Data records:
>> Start

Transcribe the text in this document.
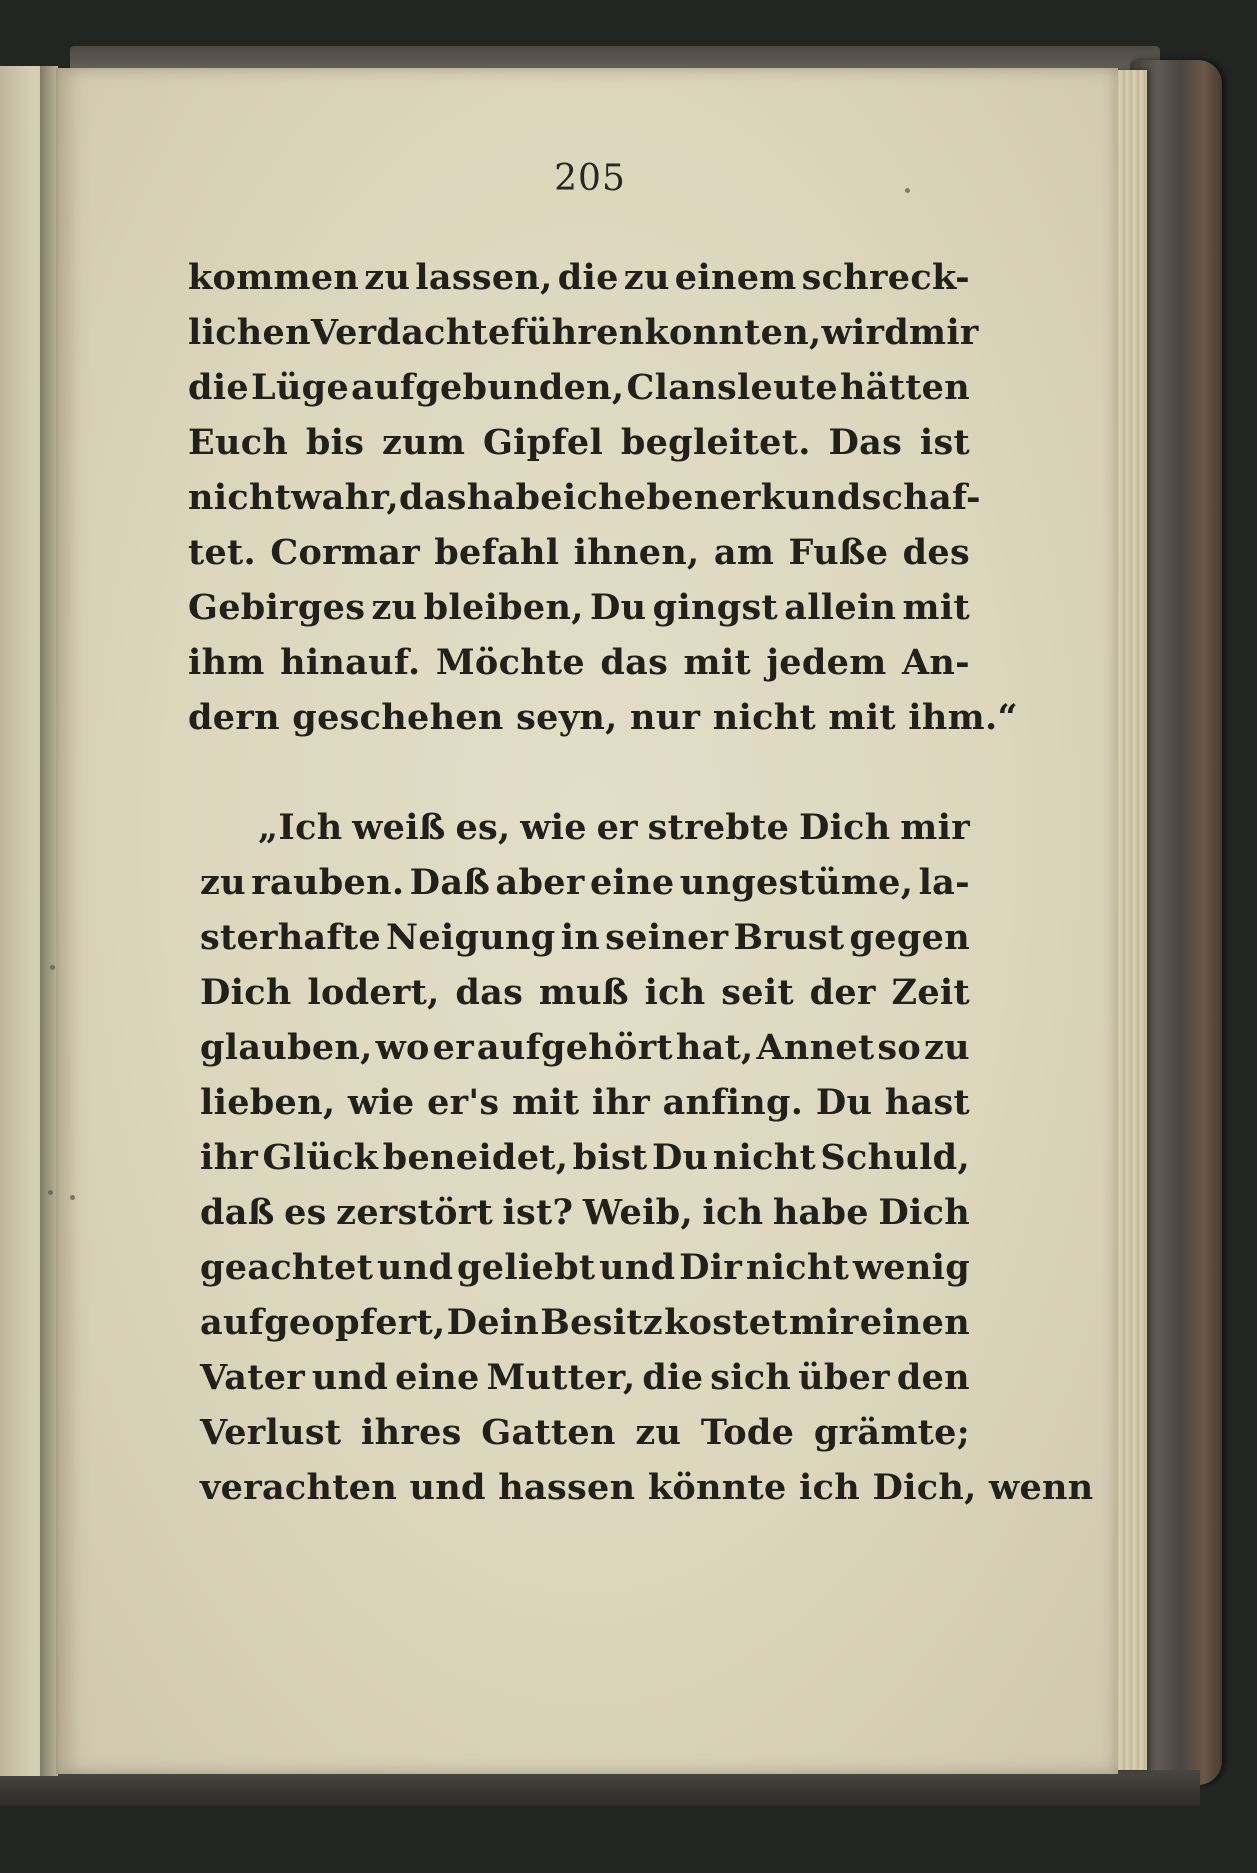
205
kommen zu lassen, die zu einem schreck-
lichen Verdachte führen konnten, wird mir
die Lüge aufgebunden, Clansleute hätten
Euch bis zum Gipfel begleitet. Das ist
nicht wahr, das habe ich eben erkundschaf-
tet. Cormar befahl ihnen, am Fuße des
Gebirges zu bleiben, Du gingst allein mit
ihm hinauf. Möchte das mit jedem An-
dern geschehen seyn, nur nicht mit ihm.“
„Ich weiß es, wie er strebte Dich mir
zu rauben. Daß aber eine ungestüme, la-
sterhafte Neigung in seiner Brust gegen
Dich lodert, das muß ich seit der Zeit
glauben, wo er aufgehört hat, Annet so zu
lieben, wie er's mit ihr anfing. Du hast
ihr Glück beneidet, bist Du nicht Schuld,
daß es zerstört ist? Weib, ich habe Dich
geachtet und geliebt und Dir nicht wenig
aufgeopfert, Dein Besitz kostet mir einen
Vater und eine Mutter, die sich über den
Verlust ihres Gatten zu Tode grämte;
verachten und hassen könnte ich Dich, wenn
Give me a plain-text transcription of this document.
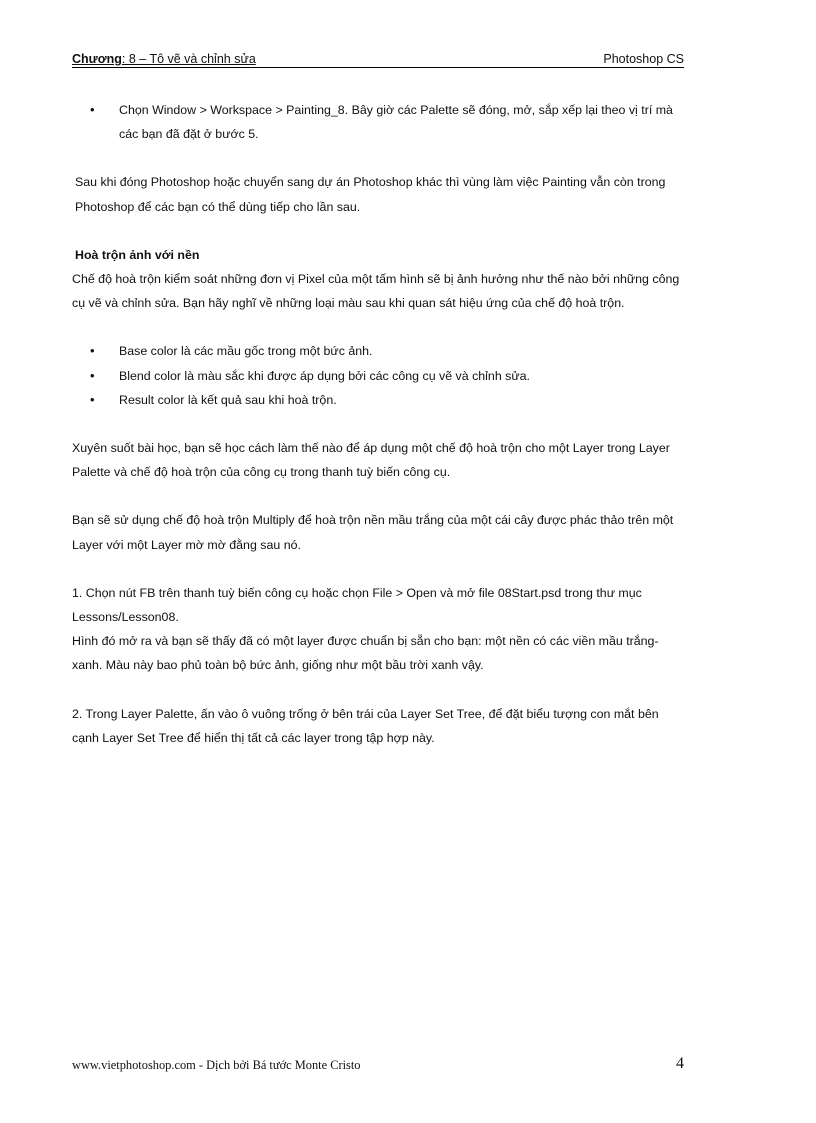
Chương: 8 – Tô vẽ và chỉnh sửa	Photoshop CS
• Chọn Window > Workspace > Painting_8. Bây giờ các Palette sẽ đóng, mở, sắp xếp lại theo vị trí mà các bạn đã đặt ở bước 5.

Sau khi đóng Photoshop hoặc chuyển sang dự án Photoshop khác thì vùng làm việc Painting vẫn còn trong Photoshop để các bạn có thể dùng tiếp cho lần sau.

Hoà trộn ảnh với nền

Chế độ hoà trộn kiểm soát những đơn vị Pixel của một tấm hình sẽ bị ảnh hưởng như thế nào bởi những công cụ vẽ và chỉnh sửa. Bạn hãy nghĩ về những loại màu sau khi quan sát hiệu ứng của chế độ hoà trộn.

• Base color là các mầu gốc trong một bức ảnh.
• Blend color là màu sắc khi được áp dụng bởi các công cụ vẽ và chỉnh sửa.
• Result color là kết quả sau khi hoà trộn.

Xuyên suốt bài học, bạn sẽ học cách làm thế nào để áp dụng một chế độ hoà trộn cho một Layer trong Layer Palette và chế độ hoà trộn của công cụ trong thanh tuỳ biến công cụ.

Bạn sẽ sử dụng chế độ hoà trộn Multiply để hoà trộn nền mầu trắng của một cái cây được phác thảo trên một Layer với một Layer mờ mờ đằng sau nó.

1. Chọn nút FB trên thanh tuỳ biến công cụ hoặc chọn File > Open và mở file 08Start.psd trong thư mục Lessons/Lesson08.

Hình đó mở ra và bạn sẽ thấy đã có một layer được chuẩn bị sẵn cho bạn: một nền có các viền mầu trắng-xanh. Màu này bao phủ toàn bộ bức ảnh, giống như một bầu trời xanh vậy.

2. Trong Layer Palette, ấn vào ô vuông trống ở bên trái của Layer Set Tree, để đặt biểu tượng con mắt bên cạnh Layer Set Tree để hiển thị tất cả các layer trong tập hợp này.

www.vietphotoshop.com - Dịch bởi Bá tước Monte Cristo	4
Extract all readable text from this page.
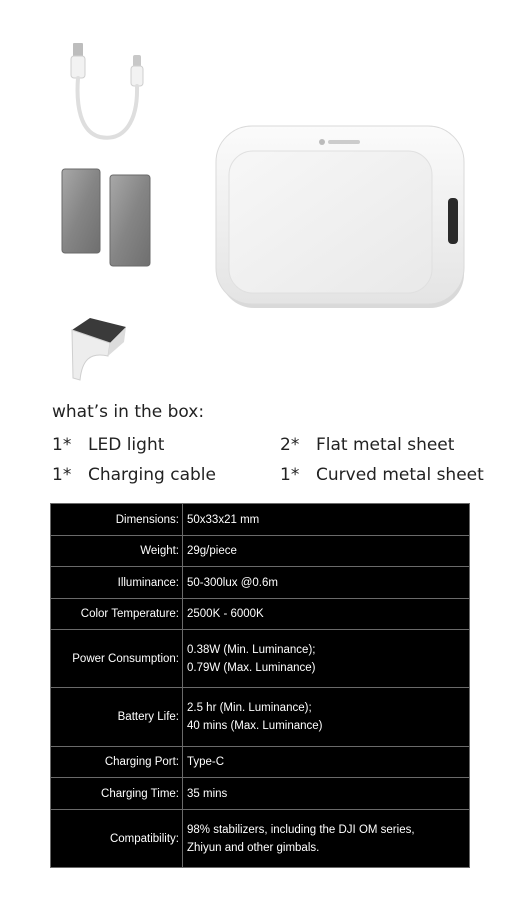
what’s in the box:

1* LED light	2* Flat metal sheet
1* Charging cable	1* Curved metal sheet
Dimensions:	50x33x21 mm
Weight:	29g/piece
Illuminance:	50-300lux @0.6m
Color Temperature:	2500K - 6000K
Power Consumption:	0.38W (Min. Luminance);
0.79W (Max. Luminance)
Battery Life:	2.5 hr (Min. Luminance);
40 mins (Max. Luminance)
Charging Port:	Type-C
Charging Time:	35 mins
Compatibility:	98% stabilizers, including the DJI OM series,
Zhiyun and other gimbals.
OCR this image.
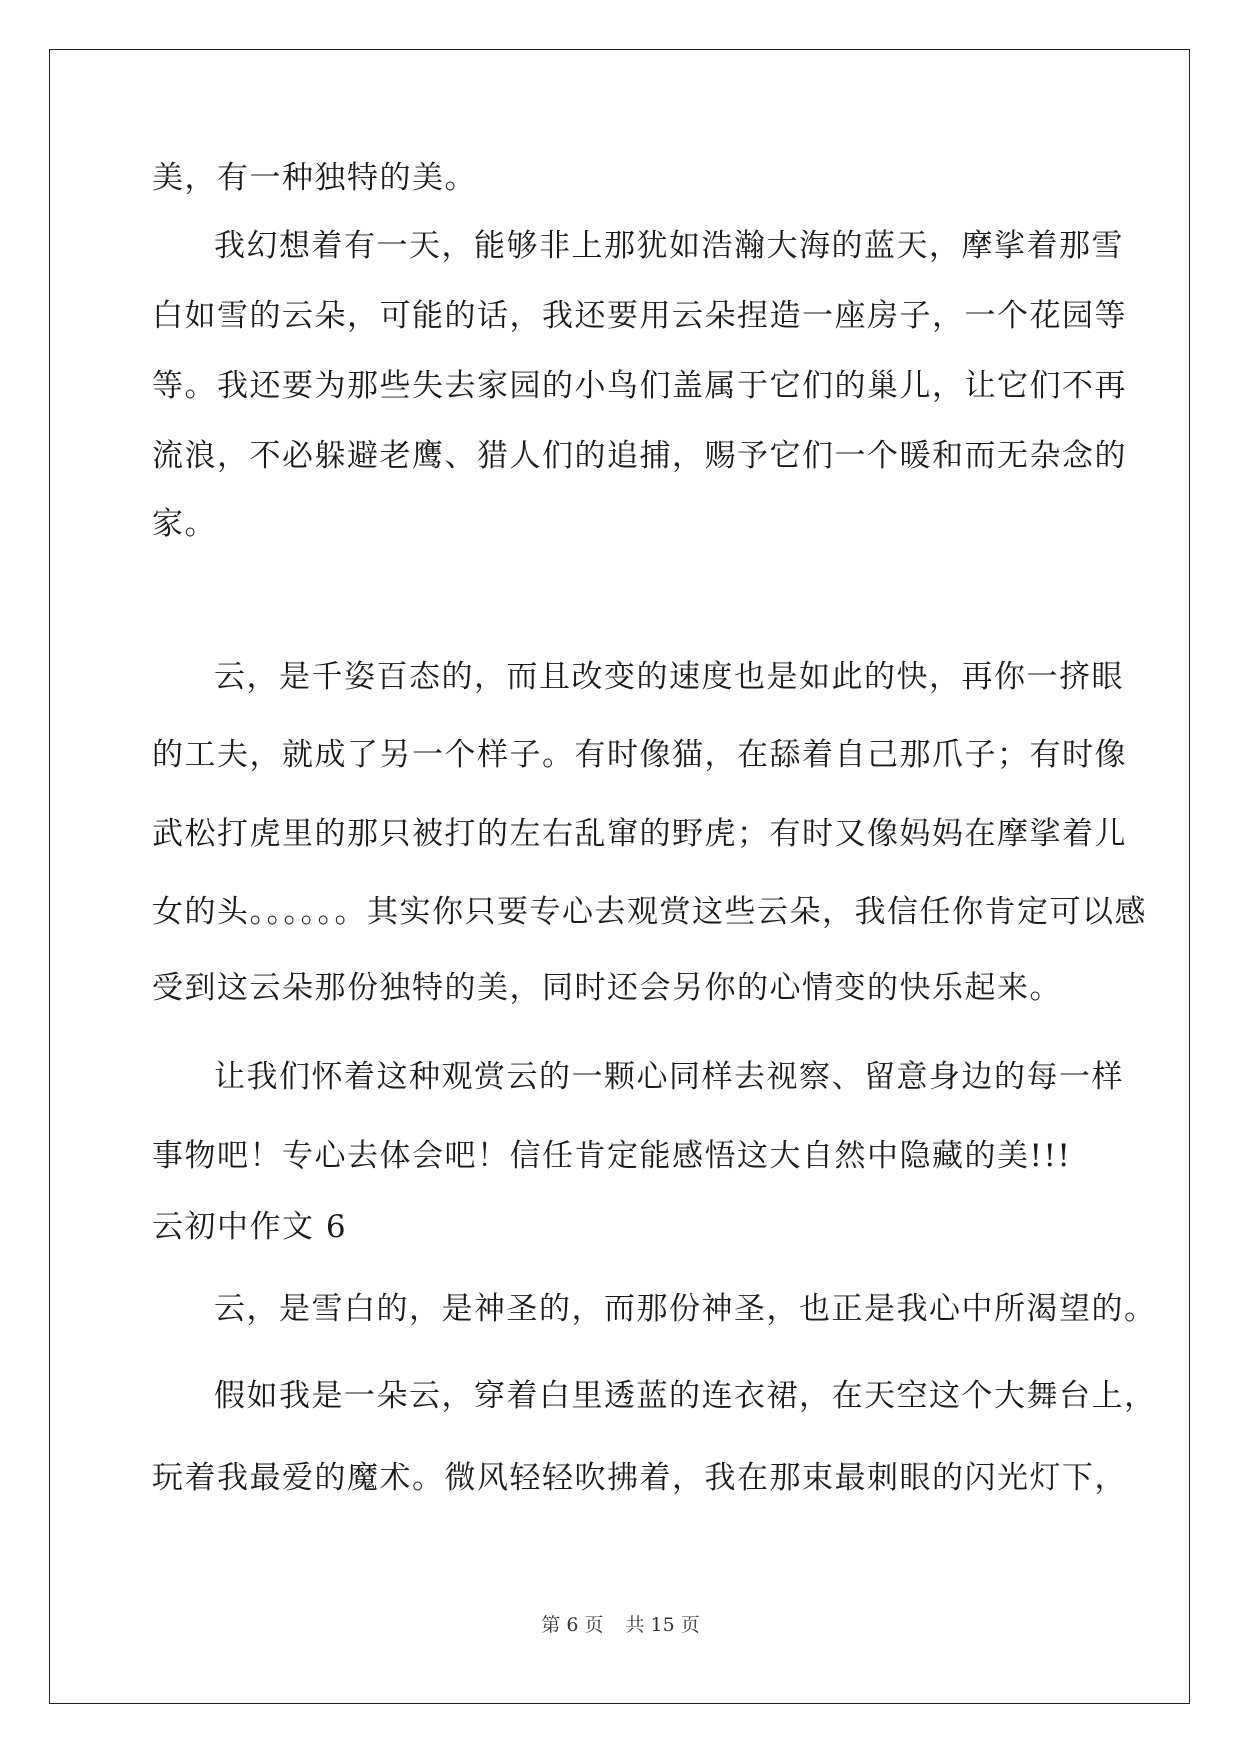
美，有一种独特的美。
我幻想着有一天，能够非上那犹如浩瀚大海的蓝天，摩挲着那雪
白如雪的云朵，可能的话，我还要用云朵捏造一座房子，一个花园等
等。我还要为那些失去家园的小鸟们盖属于它们的巢儿，让它们不再
流浪，不必躲避老鹰、猎人们的追捕，赐予它们一个暖和而无杂念的
家。
云，是千姿百态的，而且改变的速度也是如此的快，再你一挤眼
的工夫，就成了另一个样子。有时像猫，在舔着自己那爪子；有时像
武松打虎里的那只被打的左右乱窜的野虎；有时又像妈妈在摩挲着儿
女的头。。。。。。其实你只要专心去观赏这些云朵，我信任你肯定可以感
受到这云朵那份独特的美，同时还会另你的心情变的快乐起来。
让我们怀着这种观赏云的一颗心同样去视察、留意身边的每一样
事物吧！专心去体会吧！信任肯定能感悟这大自然中隐藏的美!!!
云初中作文 6
云，是雪白的，是神圣的，而那份神圣，也正是我心中所渴望的。
假如我是一朵云，穿着白里透蓝的连衣裙，在天空这个大舞台上，
玩着我最爱的魔术。微风轻轻吹拂着，我在那束最刺眼的闪光灯下，
第 6 页 共 15 页
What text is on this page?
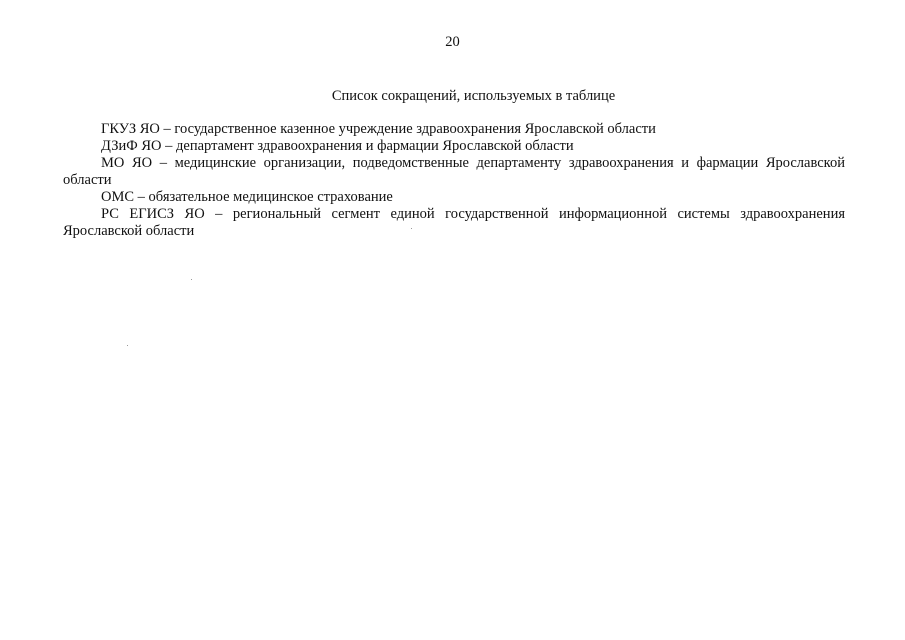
20
Список сокращений, используемых в таблице

ГКУЗ ЯО – государственное казенное учреждение здравоохранения Ярославской области

ДЗиФ ЯО – департамент здравоохранения и фармации Ярославской области

МО ЯО – медицинские организации, подведомственные департаменту здравоохранения и фармации Ярославской области

ОМС – обязательное медицинское страхование

РС ЕГИСЗ ЯО – региональный сегмент единой государственной информационной системы здравоохранения Ярославской области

>> End

OBJECTIVE:
Look through the listing and extract every line with "metal" in it.

TASK ANSWER:
1* LED light	2* Flat metal sheet
1* Charging cable	1* Curved metal sheet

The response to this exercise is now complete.